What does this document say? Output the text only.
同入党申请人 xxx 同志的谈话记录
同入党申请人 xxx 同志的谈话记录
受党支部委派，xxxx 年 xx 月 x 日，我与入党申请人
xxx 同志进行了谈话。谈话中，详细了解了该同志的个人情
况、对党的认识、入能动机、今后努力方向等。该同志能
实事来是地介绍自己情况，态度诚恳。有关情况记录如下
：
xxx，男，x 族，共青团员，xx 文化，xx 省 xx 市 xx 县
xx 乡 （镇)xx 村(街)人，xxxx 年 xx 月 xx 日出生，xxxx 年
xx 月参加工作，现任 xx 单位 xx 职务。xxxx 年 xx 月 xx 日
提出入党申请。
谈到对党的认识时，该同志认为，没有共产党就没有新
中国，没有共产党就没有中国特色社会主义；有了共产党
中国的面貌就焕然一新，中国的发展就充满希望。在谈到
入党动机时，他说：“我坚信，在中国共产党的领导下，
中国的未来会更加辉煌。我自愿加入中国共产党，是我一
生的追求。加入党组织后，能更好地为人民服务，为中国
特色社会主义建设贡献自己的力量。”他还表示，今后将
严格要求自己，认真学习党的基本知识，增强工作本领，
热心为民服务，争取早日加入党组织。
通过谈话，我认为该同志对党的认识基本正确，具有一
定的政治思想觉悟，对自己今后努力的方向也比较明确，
:::::
**WORK TO DO:** The entries above must be returned in full, exactly as shown.

**ANSWER TO THIS PROBLEM:**
What does this document say? Output the text only.
同入党申请人 xxx 同志的谈话记录
同入党申请人 xxx 同志的谈话记录
受党支部委派，xxxx 年 xx 月 x 日，我与入党申请人
xxx 同志进行了谈话。谈话中，详细了解了该同志的个人情
况、对党的认识、入能动机、今后努力方向等。该同志能
实事来是地介绍自己情况，态度诚恳。有关情况记录如下
：
xxx，男，x 族，共青团员，xx 文化，xx 省 xx 市 xx 县
xx 乡 （镇)xx 村(街)人，xxxx 年 xx 月 xx 日出生，xxxx 年
xx 月参加工作，现任 xx 单位 xx 职务。xxxx 年 xx 月 xx 日
提出入党申请。
谈到对党的认识时，该同志认为，没有共产党就没有新
中国，没有共产党就没有中国特色社会主义；有了共产党
中国的面貌就焕然一新，中国的发展就充满希望。在谈到
入党动机时，他说：“我坚信，在中国共产党的领导下，
中国的未来会更加辉煌。我自愿加入中国共产党，是我一
生的追求。加入党组织后，能更好地为人民服务，为中国
特色社会主义建设贡献自己的力量。”他还表示，今后将
严格要求自己，认真学习党的基本知识，增强工作本领，
热心为民服务，争取早日加入党组织。
通过谈话，我认为该同志对党的认识基本正确，具有一
定的政治思想觉悟，对自己今后努力的方向也比较明确，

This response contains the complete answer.